[Data provided start]

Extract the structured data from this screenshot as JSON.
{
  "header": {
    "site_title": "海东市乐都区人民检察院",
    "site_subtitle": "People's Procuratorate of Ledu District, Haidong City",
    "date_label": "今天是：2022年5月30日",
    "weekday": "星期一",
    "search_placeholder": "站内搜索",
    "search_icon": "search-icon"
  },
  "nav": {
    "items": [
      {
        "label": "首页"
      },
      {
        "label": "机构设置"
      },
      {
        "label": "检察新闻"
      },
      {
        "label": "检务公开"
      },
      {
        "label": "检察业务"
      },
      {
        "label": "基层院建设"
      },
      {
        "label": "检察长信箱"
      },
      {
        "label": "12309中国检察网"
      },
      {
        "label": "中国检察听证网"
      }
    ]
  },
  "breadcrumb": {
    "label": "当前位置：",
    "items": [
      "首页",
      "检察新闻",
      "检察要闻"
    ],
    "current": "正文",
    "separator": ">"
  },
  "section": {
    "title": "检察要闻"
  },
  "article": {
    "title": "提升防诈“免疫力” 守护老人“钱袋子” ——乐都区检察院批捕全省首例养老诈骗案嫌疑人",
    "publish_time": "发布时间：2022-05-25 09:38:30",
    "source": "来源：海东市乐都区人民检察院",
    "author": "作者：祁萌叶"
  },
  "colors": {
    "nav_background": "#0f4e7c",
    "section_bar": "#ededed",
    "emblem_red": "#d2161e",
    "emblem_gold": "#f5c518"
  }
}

[Data provided end]

**Exercise brief**: Write out the whole listing exactly.

**Full response**:
Extract the structured data from this screenshot as JSON.
{
  "header": {
    "site_title": "海东市乐都区人民检察院",
    "site_subtitle": "People's Procuratorate of Ledu District, Haidong City",
    "date_label": "今天是：2022年5月30日",
    "weekday": "星期一",
    "search_placeholder": "站内搜索",
    "search_icon": "search-icon"
  },
  "nav": {
    "items": [
      {
        "label": "首页"
      },
      {
        "label": "机构设置"
      },
      {
        "label": "检察新闻"
      },
      {
        "label": "检务公开"
      },
      {
        "label": "检察业务"
      },
      {
        "label": "基层院建设"
      },
      {
        "label": "检察长信箱"
      },
      {
        "label": "12309中国检察网"
      },
      {
        "label": "中国检察听证网"
      }
    ]
  },
  "breadcrumb": {
    "label": "当前位置：",
    "items": [
      "首页",
      "检察新闻",
      "检察要闻"
    ],
    "current": "正文",
    "separator": ">"
  },
  "section": {
    "title": "检察要闻"
  },
  "article": {
    "title": "提升防诈“免疫力” 守护老人“钱袋子” ——乐都区检察院批捕全省首例养老诈骗案嫌疑人",
    "publish_time": "发布时间：2022-05-25 09:38:30",
    "source": "来源：海东市乐都区人民检察院",
    "author": "作者：祁萌叶"
  },
  "colors": {
    "nav_background": "#0f4e7c",
    "section_bar": "#ededed",
    "emblem_red": "#d2161e",
    "emblem_gold": "#f5c518"
  }
}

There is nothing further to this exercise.